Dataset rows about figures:
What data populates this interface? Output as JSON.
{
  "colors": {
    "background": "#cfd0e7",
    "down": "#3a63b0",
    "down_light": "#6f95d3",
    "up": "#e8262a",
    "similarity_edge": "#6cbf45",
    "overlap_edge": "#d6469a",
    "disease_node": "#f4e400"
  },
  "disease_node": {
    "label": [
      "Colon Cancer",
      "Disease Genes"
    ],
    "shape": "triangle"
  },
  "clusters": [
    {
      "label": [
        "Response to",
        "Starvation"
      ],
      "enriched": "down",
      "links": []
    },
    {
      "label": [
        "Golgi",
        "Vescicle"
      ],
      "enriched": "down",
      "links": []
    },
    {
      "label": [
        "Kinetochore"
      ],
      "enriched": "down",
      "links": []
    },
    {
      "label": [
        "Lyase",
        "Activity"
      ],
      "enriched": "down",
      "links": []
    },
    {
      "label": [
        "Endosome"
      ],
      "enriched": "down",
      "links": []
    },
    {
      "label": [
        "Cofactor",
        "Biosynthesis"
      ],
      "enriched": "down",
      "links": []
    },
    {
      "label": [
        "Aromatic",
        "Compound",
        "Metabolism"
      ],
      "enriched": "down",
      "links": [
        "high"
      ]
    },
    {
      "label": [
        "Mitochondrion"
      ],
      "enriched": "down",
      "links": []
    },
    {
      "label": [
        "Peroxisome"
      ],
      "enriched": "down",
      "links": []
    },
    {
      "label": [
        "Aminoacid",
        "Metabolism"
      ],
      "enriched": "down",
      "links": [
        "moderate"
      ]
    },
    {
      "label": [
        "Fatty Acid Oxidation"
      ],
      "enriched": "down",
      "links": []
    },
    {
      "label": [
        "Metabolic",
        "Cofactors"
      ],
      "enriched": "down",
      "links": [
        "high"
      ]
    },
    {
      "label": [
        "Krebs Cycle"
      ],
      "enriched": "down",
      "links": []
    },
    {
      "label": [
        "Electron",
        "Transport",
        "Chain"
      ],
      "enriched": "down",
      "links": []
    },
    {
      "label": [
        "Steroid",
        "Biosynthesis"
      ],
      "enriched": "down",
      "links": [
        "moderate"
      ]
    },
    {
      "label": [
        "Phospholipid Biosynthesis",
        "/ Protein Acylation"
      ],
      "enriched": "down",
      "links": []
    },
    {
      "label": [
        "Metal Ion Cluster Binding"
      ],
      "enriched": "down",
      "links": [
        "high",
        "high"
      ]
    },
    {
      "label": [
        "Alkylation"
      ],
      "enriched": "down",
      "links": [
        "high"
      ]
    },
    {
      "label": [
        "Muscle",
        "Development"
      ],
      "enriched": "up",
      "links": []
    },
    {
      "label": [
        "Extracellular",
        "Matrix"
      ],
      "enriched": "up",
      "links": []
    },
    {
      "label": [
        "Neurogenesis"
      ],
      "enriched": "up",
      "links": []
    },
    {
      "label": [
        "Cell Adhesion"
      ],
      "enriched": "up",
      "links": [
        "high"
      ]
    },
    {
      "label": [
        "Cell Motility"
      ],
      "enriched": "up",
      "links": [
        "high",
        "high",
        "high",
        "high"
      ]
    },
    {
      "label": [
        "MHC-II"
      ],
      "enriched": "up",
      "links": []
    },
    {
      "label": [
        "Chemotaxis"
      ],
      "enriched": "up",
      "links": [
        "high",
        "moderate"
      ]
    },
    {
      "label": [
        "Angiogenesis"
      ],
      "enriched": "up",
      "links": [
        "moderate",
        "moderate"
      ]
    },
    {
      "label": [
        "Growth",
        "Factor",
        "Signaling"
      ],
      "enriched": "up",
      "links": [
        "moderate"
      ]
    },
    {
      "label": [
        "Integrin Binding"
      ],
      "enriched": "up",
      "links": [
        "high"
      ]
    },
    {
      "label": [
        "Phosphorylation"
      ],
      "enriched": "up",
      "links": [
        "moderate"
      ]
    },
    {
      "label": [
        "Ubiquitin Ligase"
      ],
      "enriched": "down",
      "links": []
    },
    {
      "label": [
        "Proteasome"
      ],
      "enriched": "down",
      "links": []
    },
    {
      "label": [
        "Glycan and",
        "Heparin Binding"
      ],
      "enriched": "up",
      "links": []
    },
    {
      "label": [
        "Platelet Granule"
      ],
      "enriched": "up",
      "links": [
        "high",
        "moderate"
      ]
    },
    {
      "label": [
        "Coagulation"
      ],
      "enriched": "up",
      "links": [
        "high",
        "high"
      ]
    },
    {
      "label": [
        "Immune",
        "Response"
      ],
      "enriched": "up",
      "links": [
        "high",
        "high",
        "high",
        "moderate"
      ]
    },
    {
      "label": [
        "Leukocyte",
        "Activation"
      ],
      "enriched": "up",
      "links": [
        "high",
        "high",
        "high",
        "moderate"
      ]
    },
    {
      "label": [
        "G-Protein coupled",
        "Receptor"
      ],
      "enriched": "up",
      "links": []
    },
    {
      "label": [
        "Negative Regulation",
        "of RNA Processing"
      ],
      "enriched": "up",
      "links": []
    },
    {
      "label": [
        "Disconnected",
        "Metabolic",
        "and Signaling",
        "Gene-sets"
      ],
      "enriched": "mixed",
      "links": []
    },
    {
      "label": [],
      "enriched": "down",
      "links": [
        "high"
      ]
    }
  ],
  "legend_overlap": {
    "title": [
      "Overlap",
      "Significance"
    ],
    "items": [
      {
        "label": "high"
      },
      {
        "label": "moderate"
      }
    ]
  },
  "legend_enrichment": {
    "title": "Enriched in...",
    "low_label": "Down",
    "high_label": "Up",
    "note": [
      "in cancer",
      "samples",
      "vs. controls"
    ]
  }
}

*AIM OF THE TASK:*
All of the data above should be duplicated exactly.

*RESPONSE TO THE EXERCISE:*
What data populates this interface? Output as JSON.
{
  "colors": {
    "background": "#cfd0e7",
    "down": "#3a63b0",
    "down_light": "#6f95d3",
    "up": "#e8262a",
    "similarity_edge": "#6cbf45",
    "overlap_edge": "#d6469a",
    "disease_node": "#f4e400"
  },
  "disease_node": {
    "label": [
      "Colon Cancer",
      "Disease Genes"
    ],
    "shape": "triangle"
  },
  "clusters": [
    {
      "label": [
        "Response to",
        "Starvation"
      ],
      "enriched": "down",
      "links": []
    },
    {
      "label": [
        "Golgi",
        "Vescicle"
      ],
      "enriched": "down",
      "links": []
    },
    {
      "label": [
        "Kinetochore"
      ],
      "enriched": "down",
      "links": []
    },
    {
      "label": [
        "Lyase",
        "Activity"
      ],
      "enriched": "down",
      "links": []
    },
    {
      "label": [
        "Endosome"
      ],
      "enriched": "down",
      "links": []
    },
    {
      "label": [
        "Cofactor",
        "Biosynthesis"
      ],
      "enriched": "down",
      "links": []
    },
    {
      "label": [
        "Aromatic",
        "Compound",
        "Metabolism"
      ],
      "enriched": "down",
      "links": [
        "high"
      ]
    },
    {
      "label": [
        "Mitochondrion"
      ],
      "enriched": "down",
      "links": []
    },
    {
      "label": [
        "Peroxisome"
      ],
      "enriched": "down",
      "links": []
    },
    {
      "label": [
        "Aminoacid",
        "Metabolism"
      ],
      "enriched": "down",
      "links": [
        "moderate"
      ]
    },
    {
      "label": [
        "Fatty Acid Oxidation"
      ],
      "enriched": "down",
      "links": []
    },
    {
      "label": [
        "Metabolic",
        "Cofactors"
      ],
      "enriched": "down",
      "links": [
        "high"
      ]
    },
    {
      "label": [
        "Krebs Cycle"
      ],
      "enriched": "down",
      "links": []
    },
    {
      "label": [
        "Electron",
        "Transport",
        "Chain"
      ],
      "enriched": "down",
      "links": []
    },
    {
      "label": [
        "Steroid",
        "Biosynthesis"
      ],
      "enriched": "down",
      "links": [
        "moderate"
      ]
    },
    {
      "label": [
        "Phospholipid Biosynthesis",
        "/ Protein Acylation"
      ],
      "enriched": "down",
      "links": []
    },
    {
      "label": [
        "Metal Ion Cluster Binding"
      ],
      "enriched": "down",
      "links": [
        "high",
        "high"
      ]
    },
    {
      "label": [
        "Alkylation"
      ],
      "enriched": "down",
      "links": [
        "high"
      ]
    },
    {
      "label": [
        "Muscle",
        "Development"
      ],
      "enriched": "up",
      "links": []
    },
    {
      "label": [
        "Extracellular",
        "Matrix"
      ],
      "enriched": "up",
      "links": []
    },
    {
      "label": [
        "Neurogenesis"
      ],
      "enriched": "up",
      "links": []
    },
    {
      "label": [
        "Cell Adhesion"
      ],
      "enriched": "up",
      "links": [
        "high"
      ]
    },
    {
      "label": [
        "Cell Motility"
      ],
      "enriched": "up",
      "links": [
        "high",
        "high",
        "high",
        "high"
      ]
    },
    {
      "label": [
        "MHC-II"
      ],
      "enriched": "up",
      "links": []
    },
    {
      "label": [
        "Chemotaxis"
      ],
      "enriched": "up",
      "links": [
        "high",
        "moderate"
      ]
    },
    {
      "label": [
        "Angiogenesis"
      ],
      "enriched": "up",
      "links": [
        "moderate",
        "moderate"
      ]
    },
    {
      "label": [
        "Growth",
        "Factor",
        "Signaling"
      ],
      "enriched": "up",
      "links": [
        "moderate"
      ]
    },
    {
      "label": [
        "Integrin Binding"
      ],
      "enriched": "up",
      "links": [
        "high"
      ]
    },
    {
      "label": [
        "Phosphorylation"
      ],
      "enriched": "up",
      "links": [
        "moderate"
      ]
    },
    {
      "label": [
        "Ubiquitin Ligase"
      ],
      "enriched": "down",
      "links": []
    },
    {
      "label": [
        "Proteasome"
      ],
      "enriched": "down",
      "links": []
    },
    {
      "label": [
        "Glycan and",
        "Heparin Binding"
      ],
      "enriched": "up",
      "links": []
    },
    {
      "label": [
        "Platelet Granule"
      ],
      "enriched": "up",
      "links": [
        "high",
        "moderate"
      ]
    },
    {
      "label": [
        "Coagulation"
      ],
      "enriched": "up",
      "links": [
        "high",
        "high"
      ]
    },
    {
      "label": [
        "Immune",
        "Response"
      ],
      "enriched": "up",
      "links": [
        "high",
        "high",
        "high",
        "moderate"
      ]
    },
    {
      "label": [
        "Leukocyte",
        "Activation"
      ],
      "enriched": "up",
      "links": [
        "high",
        "high",
        "high",
        "moderate"
      ]
    },
    {
      "label": [
        "G-Protein coupled",
        "Receptor"
      ],
      "enriched": "up",
      "links": []
    },
    {
      "label": [
        "Negative Regulation",
        "of RNA Processing"
      ],
      "enriched": "up",
      "links": []
    },
    {
      "label": [
        "Disconnected",
        "Metabolic",
        "and Signaling",
        "Gene-sets"
      ],
      "enriched": "mixed",
      "links": []
    },
    {
      "label": [],
      "enriched": "down",
      "links": [
        "high"
      ]
    }
  ],
  "legend_overlap": {
    "title": [
      "Overlap",
      "Significance"
    ],
    "items": [
      {
        "label": "high"
      },
      {
        "label": "moderate"
      }
    ]
  },
  "legend_enrichment": {
    "title": "Enriched in...",
    "low_label": "Down",
    "high_label": "Up",
    "note": [
      "in cancer",
      "samples",
      "vs. controls"
    ]
  }
}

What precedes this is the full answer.